Excerpt from a dataset
__________________________________________________
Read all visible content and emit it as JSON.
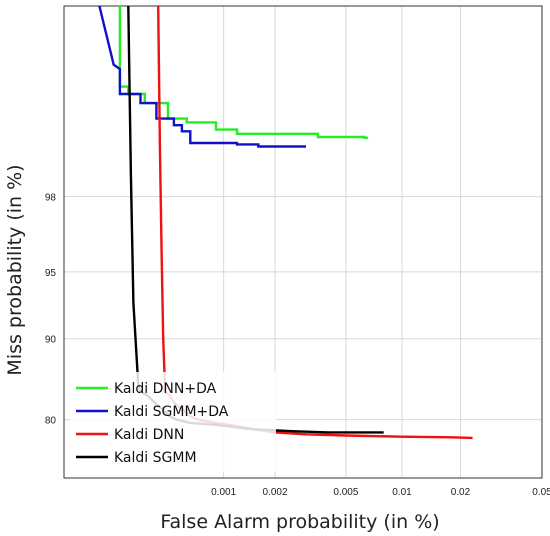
{
  "chart_data": {
    "type": "line",
    "title": "",
    "xlabel": "False Alarm probability (in %)",
    "ylabel": "Miss probability (in %)",
    "x_scale": "normal-deviate",
    "y_scale": "normal-deviate",
    "xlim": [
      0.0001,
      0.05
    ],
    "ylim": [
      70,
      99.9
    ],
    "x_ticks": [
      {
        "value": 0.001,
        "label": "0.001"
      },
      {
        "value": 0.002,
        "label": "0.002"
      },
      {
        "value": 0.005,
        "label": "0.005"
      },
      {
        "value": 0.01,
        "label": "0.01"
      },
      {
        "value": 0.02,
        "label": "0.02"
      },
      {
        "value": 0.05,
        "label": "0.05"
      }
    ],
    "y_ticks": [
      {
        "value": 80,
        "label": "80"
      },
      {
        "value": 90,
        "label": "90"
      },
      {
        "value": 95,
        "label": "95"
      },
      {
        "value": 98,
        "label": "98"
      }
    ],
    "grid": true,
    "legend_position": "bottom-left",
    "series": [
      {
        "name": "Kaldi DNN+DA",
        "color": "#22ee22",
        "points": [
          [
            0.00023,
            99.9
          ],
          [
            0.00023,
            99.6
          ],
          [
            0.00026,
            99.6
          ],
          [
            0.00026,
            99.55
          ],
          [
            0.00033,
            99.55
          ],
          [
            0.00033,
            99.48
          ],
          [
            0.00046,
            99.48
          ],
          [
            0.00046,
            99.34
          ],
          [
            0.0006,
            99.34
          ],
          [
            0.0006,
            99.3
          ],
          [
            0.0009,
            99.3
          ],
          [
            0.0009,
            99.22
          ],
          [
            0.0012,
            99.22
          ],
          [
            0.0012,
            99.17
          ],
          [
            0.0035,
            99.17
          ],
          [
            0.0035,
            99.13
          ],
          [
            0.0063,
            99.13
          ],
          [
            0.0063,
            99.12
          ],
          [
            0.0066,
            99.12
          ]
        ]
      },
      {
        "name": "Kaldi SGMM+DA",
        "color": "#1111cc",
        "points": [
          [
            0.00017,
            99.9
          ],
          [
            0.00021,
            99.72
          ],
          [
            0.00023,
            99.7
          ],
          [
            0.00023,
            99.55
          ],
          [
            0.00031,
            99.55
          ],
          [
            0.00031,
            99.48
          ],
          [
            0.00039,
            99.48
          ],
          [
            0.00039,
            99.34
          ],
          [
            0.0005,
            99.34
          ],
          [
            0.0005,
            99.27
          ],
          [
            0.00056,
            99.27
          ],
          [
            0.00056,
            99.2
          ],
          [
            0.00063,
            99.2
          ],
          [
            0.00063,
            99.05
          ],
          [
            0.0012,
            99.05
          ],
          [
            0.0012,
            99.03
          ],
          [
            0.0016,
            99.03
          ],
          [
            0.0016,
            99.0
          ],
          [
            0.003,
            99.0
          ]
        ]
      },
      {
        "name": "Kaldi DNN",
        "color": "#ee1111",
        "points": [
          [
            0.0004,
            99.9
          ],
          [
            0.00041,
            99.0
          ],
          [
            0.00042,
            96.0
          ],
          [
            0.00043,
            90.0
          ],
          [
            0.00044,
            85.0
          ],
          [
            0.00044,
            84.0
          ],
          [
            0.00047,
            83.5
          ],
          [
            0.0005,
            82.5
          ],
          [
            0.00053,
            82.0
          ],
          [
            0.00057,
            81.5
          ],
          [
            0.00063,
            80.5
          ],
          [
            0.0007,
            80.0
          ],
          [
            0.0009,
            79.5
          ],
          [
            0.0012,
            79.0
          ],
          [
            0.0015,
            78.5
          ],
          [
            0.002,
            78.0
          ],
          [
            0.003,
            77.7
          ],
          [
            0.005,
            77.5
          ],
          [
            0.01,
            77.3
          ],
          [
            0.018,
            77.2
          ],
          [
            0.023,
            77.1
          ]
        ]
      },
      {
        "name": "Kaldi SGMM",
        "color": "#000000",
        "points": [
          [
            0.00026,
            99.9
          ],
          [
            0.00027,
            98.5
          ],
          [
            0.00028,
            93.0
          ],
          [
            0.0003,
            85.0
          ],
          [
            0.00031,
            84.0
          ],
          [
            0.00034,
            83.5
          ],
          [
            0.00036,
            83.0
          ],
          [
            0.0004,
            82.0
          ],
          [
            0.00043,
            81.5
          ],
          [
            0.00047,
            80.5
          ],
          [
            0.00052,
            80.0
          ],
          [
            0.00063,
            79.5
          ],
          [
            0.0009,
            79.2
          ],
          [
            0.0012,
            78.8
          ],
          [
            0.0015,
            78.5
          ],
          [
            0.0025,
            78.2
          ],
          [
            0.004,
            78.0
          ],
          [
            0.008,
            78.0
          ]
        ]
      }
    ]
  }
}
__________________________________________________
Copy the material above in full and exactly, skipping pictures.

Read all visible content and emit it as JSON.
{
  "chart_data": {
    "type": "line",
    "title": "",
    "xlabel": "False Alarm probability (in %)",
    "ylabel": "Miss probability (in %)",
    "x_scale": "normal-deviate",
    "y_scale": "normal-deviate",
    "xlim": [
      0.0001,
      0.05
    ],
    "ylim": [
      70,
      99.9
    ],
    "x_ticks": [
      {
        "value": 0.001,
        "label": "0.001"
      },
      {
        "value": 0.002,
        "label": "0.002"
      },
      {
        "value": 0.005,
        "label": "0.005"
      },
      {
        "value": 0.01,
        "label": "0.01"
      },
      {
        "value": 0.02,
        "label": "0.02"
      },
      {
        "value": 0.05,
        "label": "0.05"
      }
    ],
    "y_ticks": [
      {
        "value": 80,
        "label": "80"
      },
      {
        "value": 90,
        "label": "90"
      },
      {
        "value": 95,
        "label": "95"
      },
      {
        "value": 98,
        "label": "98"
      }
    ],
    "grid": true,
    "legend_position": "bottom-left",
    "series": [
      {
        "name": "Kaldi DNN+DA",
        "color": "#22ee22",
        "points": [
          [
            0.00023,
            99.9
          ],
          [
            0.00023,
            99.6
          ],
          [
            0.00026,
            99.6
          ],
          [
            0.00026,
            99.55
          ],
          [
            0.00033,
            99.55
          ],
          [
            0.00033,
            99.48
          ],
          [
            0.00046,
            99.48
          ],
          [
            0.00046,
            99.34
          ],
          [
            0.0006,
            99.34
          ],
          [
            0.0006,
            99.3
          ],
          [
            0.0009,
            99.3
          ],
          [
            0.0009,
            99.22
          ],
          [
            0.0012,
            99.22
          ],
          [
            0.0012,
            99.17
          ],
          [
            0.0035,
            99.17
          ],
          [
            0.0035,
            99.13
          ],
          [
            0.0063,
            99.13
          ],
          [
            0.0063,
            99.12
          ],
          [
            0.0066,
            99.12
          ]
        ]
      },
      {
        "name": "Kaldi SGMM+DA",
        "color": "#1111cc",
        "points": [
          [
            0.00017,
            99.9
          ],
          [
            0.00021,
            99.72
          ],
          [
            0.00023,
            99.7
          ],
          [
            0.00023,
            99.55
          ],
          [
            0.00031,
            99.55
          ],
          [
            0.00031,
            99.48
          ],
          [
            0.00039,
            99.48
          ],
          [
            0.00039,
            99.34
          ],
          [
            0.0005,
            99.34
          ],
          [
            0.0005,
            99.27
          ],
          [
            0.00056,
            99.27
          ],
          [
            0.00056,
            99.2
          ],
          [
            0.00063,
            99.2
          ],
          [
            0.00063,
            99.05
          ],
          [
            0.0012,
            99.05
          ],
          [
            0.0012,
            99.03
          ],
          [
            0.0016,
            99.03
          ],
          [
            0.0016,
            99.0
          ],
          [
            0.003,
            99.0
          ]
        ]
      },
      {
        "name": "Kaldi DNN",
        "color": "#ee1111",
        "points": [
          [
            0.0004,
            99.9
          ],
          [
            0.00041,
            99.0
          ],
          [
            0.00042,
            96.0
          ],
          [
            0.00043,
            90.0
          ],
          [
            0.00044,
            85.0
          ],
          [
            0.00044,
            84.0
          ],
          [
            0.00047,
            83.5
          ],
          [
            0.0005,
            82.5
          ],
          [
            0.00053,
            82.0
          ],
          [
            0.00057,
            81.5
          ],
          [
            0.00063,
            80.5
          ],
          [
            0.0007,
            80.0
          ],
          [
            0.0009,
            79.5
          ],
          [
            0.0012,
            79.0
          ],
          [
            0.0015,
            78.5
          ],
          [
            0.002,
            78.0
          ],
          [
            0.003,
            77.7
          ],
          [
            0.005,
            77.5
          ],
          [
            0.01,
            77.3
          ],
          [
            0.018,
            77.2
          ],
          [
            0.023,
            77.1
          ]
        ]
      },
      {
        "name": "Kaldi SGMM",
        "color": "#000000",
        "points": [
          [
            0.00026,
            99.9
          ],
          [
            0.00027,
            98.5
          ],
          [
            0.00028,
            93.0
          ],
          [
            0.0003,
            85.0
          ],
          [
            0.00031,
            84.0
          ],
          [
            0.00034,
            83.5
          ],
          [
            0.00036,
            83.0
          ],
          [
            0.0004,
            82.0
          ],
          [
            0.00043,
            81.5
          ],
          [
            0.00047,
            80.5
          ],
          [
            0.00052,
            80.0
          ],
          [
            0.00063,
            79.5
          ],
          [
            0.0009,
            79.2
          ],
          [
            0.0012,
            78.8
          ],
          [
            0.0015,
            78.5
          ],
          [
            0.0025,
            78.2
          ],
          [
            0.004,
            78.0
          ],
          [
            0.008,
            78.0
          ]
        ]
      }
    ]
  }
}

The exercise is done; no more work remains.